Problem: Please report how many lines of the records contain the string "default".
=======
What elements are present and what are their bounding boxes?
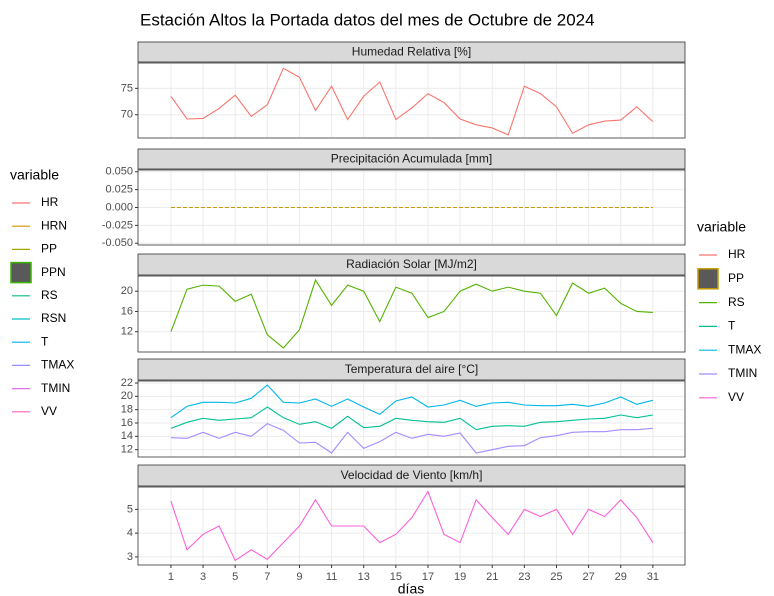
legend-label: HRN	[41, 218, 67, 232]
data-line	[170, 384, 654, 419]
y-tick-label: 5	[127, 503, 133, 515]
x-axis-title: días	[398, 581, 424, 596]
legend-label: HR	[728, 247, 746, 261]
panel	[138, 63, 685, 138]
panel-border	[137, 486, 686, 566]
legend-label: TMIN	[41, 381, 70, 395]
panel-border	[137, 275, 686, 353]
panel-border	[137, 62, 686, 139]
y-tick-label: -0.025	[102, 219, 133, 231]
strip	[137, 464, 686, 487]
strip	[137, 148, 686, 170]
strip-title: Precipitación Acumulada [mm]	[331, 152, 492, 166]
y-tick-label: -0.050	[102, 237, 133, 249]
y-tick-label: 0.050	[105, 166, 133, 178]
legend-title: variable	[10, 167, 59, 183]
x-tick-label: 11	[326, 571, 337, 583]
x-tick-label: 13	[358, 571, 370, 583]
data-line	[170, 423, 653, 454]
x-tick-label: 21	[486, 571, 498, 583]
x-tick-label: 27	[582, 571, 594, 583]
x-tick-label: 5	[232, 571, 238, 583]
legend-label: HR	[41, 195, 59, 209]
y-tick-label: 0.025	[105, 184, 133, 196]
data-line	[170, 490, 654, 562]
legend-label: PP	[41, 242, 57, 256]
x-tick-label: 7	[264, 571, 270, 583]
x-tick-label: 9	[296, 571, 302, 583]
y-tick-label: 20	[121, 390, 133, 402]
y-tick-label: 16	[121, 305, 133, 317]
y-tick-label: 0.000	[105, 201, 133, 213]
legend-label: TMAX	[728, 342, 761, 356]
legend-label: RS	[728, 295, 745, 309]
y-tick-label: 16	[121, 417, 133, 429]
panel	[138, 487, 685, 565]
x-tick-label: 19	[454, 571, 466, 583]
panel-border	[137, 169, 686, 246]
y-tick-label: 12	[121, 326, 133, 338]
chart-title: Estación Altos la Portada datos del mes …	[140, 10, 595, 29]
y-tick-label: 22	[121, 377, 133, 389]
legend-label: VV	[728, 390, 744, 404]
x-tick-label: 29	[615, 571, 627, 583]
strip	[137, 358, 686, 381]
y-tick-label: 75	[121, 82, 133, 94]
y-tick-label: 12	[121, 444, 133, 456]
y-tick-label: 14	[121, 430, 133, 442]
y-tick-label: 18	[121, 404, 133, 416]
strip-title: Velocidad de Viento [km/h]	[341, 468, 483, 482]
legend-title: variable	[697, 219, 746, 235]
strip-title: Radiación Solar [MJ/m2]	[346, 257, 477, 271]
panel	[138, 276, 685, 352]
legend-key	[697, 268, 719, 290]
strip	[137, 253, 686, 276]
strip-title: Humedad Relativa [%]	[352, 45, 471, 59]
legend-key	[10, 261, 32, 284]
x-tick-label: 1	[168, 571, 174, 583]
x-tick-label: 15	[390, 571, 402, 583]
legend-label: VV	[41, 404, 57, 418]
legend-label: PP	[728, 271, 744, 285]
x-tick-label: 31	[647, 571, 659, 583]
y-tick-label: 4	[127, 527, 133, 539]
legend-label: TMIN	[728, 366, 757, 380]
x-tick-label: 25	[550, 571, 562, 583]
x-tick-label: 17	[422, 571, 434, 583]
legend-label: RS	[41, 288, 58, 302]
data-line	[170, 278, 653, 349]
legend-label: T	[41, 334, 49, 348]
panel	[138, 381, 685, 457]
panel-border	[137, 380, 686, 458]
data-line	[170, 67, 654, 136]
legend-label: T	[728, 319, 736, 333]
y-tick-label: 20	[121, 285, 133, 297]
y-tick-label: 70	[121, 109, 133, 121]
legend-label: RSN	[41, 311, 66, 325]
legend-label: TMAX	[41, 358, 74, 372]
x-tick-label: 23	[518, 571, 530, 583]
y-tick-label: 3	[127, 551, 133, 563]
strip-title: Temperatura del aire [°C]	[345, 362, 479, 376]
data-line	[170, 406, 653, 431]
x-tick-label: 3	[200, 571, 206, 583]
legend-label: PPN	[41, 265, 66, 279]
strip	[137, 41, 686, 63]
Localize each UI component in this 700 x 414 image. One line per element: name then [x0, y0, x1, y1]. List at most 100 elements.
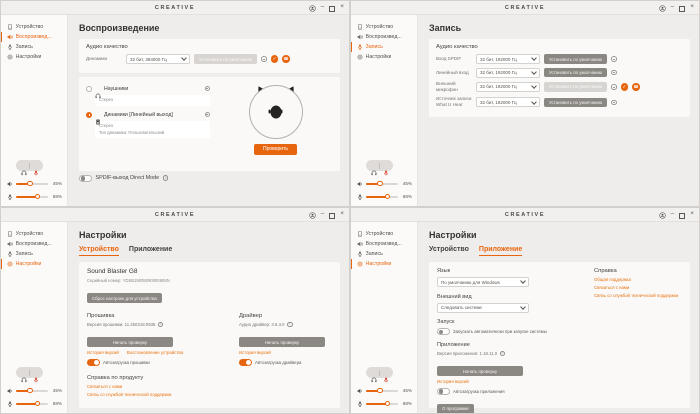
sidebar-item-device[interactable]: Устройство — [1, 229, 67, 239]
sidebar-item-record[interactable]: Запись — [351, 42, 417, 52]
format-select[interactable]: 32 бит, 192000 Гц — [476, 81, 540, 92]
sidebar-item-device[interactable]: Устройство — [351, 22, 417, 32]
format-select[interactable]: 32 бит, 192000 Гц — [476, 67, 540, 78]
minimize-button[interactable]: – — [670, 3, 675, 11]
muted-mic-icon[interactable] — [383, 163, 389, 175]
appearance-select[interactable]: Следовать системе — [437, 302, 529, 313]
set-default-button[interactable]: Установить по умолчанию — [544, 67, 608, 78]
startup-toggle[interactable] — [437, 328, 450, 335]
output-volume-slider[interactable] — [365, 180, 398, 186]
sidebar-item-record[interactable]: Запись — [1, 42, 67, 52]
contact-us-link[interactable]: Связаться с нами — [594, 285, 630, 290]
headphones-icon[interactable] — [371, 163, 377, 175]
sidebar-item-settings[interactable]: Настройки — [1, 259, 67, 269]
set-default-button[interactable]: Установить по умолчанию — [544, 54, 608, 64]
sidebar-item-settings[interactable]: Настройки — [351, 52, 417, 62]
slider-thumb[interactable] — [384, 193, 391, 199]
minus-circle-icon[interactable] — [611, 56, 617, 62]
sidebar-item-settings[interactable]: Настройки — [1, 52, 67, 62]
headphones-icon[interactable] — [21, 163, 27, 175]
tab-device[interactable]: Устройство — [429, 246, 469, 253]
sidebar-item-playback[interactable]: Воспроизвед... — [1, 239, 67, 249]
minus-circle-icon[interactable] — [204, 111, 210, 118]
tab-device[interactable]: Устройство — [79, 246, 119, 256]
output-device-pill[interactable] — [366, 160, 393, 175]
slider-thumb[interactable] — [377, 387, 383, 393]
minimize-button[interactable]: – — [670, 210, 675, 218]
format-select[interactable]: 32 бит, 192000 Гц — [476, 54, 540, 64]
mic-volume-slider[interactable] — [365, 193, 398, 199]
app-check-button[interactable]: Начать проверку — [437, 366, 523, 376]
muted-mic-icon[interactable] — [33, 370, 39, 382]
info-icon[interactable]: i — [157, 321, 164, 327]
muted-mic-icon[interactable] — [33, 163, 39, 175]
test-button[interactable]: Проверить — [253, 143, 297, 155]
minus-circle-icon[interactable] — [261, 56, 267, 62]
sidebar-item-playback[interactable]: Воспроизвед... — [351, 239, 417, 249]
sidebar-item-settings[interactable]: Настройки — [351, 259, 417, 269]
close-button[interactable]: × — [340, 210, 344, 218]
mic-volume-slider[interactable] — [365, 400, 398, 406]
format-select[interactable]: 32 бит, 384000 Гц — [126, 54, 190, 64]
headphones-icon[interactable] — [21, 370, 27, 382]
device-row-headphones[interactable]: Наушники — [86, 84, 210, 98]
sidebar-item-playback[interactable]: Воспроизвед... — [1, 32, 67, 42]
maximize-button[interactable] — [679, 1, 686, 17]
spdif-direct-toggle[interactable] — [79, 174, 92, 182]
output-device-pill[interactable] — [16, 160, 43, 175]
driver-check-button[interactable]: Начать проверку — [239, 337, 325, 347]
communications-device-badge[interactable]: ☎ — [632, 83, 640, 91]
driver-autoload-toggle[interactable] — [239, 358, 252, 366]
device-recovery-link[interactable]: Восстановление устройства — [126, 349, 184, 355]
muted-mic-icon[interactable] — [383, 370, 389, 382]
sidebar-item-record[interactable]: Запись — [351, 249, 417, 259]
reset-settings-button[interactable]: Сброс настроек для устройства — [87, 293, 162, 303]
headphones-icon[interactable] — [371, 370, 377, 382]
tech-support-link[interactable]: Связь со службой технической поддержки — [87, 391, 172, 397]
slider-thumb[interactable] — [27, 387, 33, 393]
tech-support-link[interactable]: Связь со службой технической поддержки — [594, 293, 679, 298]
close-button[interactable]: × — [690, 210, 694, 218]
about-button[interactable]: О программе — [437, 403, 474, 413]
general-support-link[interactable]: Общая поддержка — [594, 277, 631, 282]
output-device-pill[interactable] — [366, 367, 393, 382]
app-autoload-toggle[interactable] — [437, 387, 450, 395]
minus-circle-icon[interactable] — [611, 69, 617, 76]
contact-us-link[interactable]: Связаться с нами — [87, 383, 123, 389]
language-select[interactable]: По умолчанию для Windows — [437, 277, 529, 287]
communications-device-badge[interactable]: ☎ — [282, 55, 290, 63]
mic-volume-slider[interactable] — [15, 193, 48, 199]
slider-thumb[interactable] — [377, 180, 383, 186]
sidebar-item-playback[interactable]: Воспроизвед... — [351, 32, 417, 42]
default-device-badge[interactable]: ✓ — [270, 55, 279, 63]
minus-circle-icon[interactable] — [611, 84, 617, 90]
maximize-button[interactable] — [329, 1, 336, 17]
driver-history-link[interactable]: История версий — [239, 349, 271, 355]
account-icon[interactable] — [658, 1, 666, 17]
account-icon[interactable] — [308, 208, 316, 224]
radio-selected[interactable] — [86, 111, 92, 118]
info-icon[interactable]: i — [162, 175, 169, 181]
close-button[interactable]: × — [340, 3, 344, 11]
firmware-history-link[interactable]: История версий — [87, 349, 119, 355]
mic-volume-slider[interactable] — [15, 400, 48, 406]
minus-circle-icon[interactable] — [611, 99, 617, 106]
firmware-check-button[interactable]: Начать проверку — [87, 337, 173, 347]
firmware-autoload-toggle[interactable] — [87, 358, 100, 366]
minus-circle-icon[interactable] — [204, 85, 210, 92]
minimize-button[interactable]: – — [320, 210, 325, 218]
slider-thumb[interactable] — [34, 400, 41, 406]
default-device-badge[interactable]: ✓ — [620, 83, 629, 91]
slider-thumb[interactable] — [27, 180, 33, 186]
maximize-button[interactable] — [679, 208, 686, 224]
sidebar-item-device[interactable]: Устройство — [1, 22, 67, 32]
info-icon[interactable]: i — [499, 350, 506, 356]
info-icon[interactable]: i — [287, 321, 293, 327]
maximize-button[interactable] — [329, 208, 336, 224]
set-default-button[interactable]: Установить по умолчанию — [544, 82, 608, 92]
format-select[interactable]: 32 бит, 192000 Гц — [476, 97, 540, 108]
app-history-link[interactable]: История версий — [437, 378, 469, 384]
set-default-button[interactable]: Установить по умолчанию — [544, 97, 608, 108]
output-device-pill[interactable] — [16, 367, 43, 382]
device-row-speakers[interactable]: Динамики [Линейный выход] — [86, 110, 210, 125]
=======
Result: 6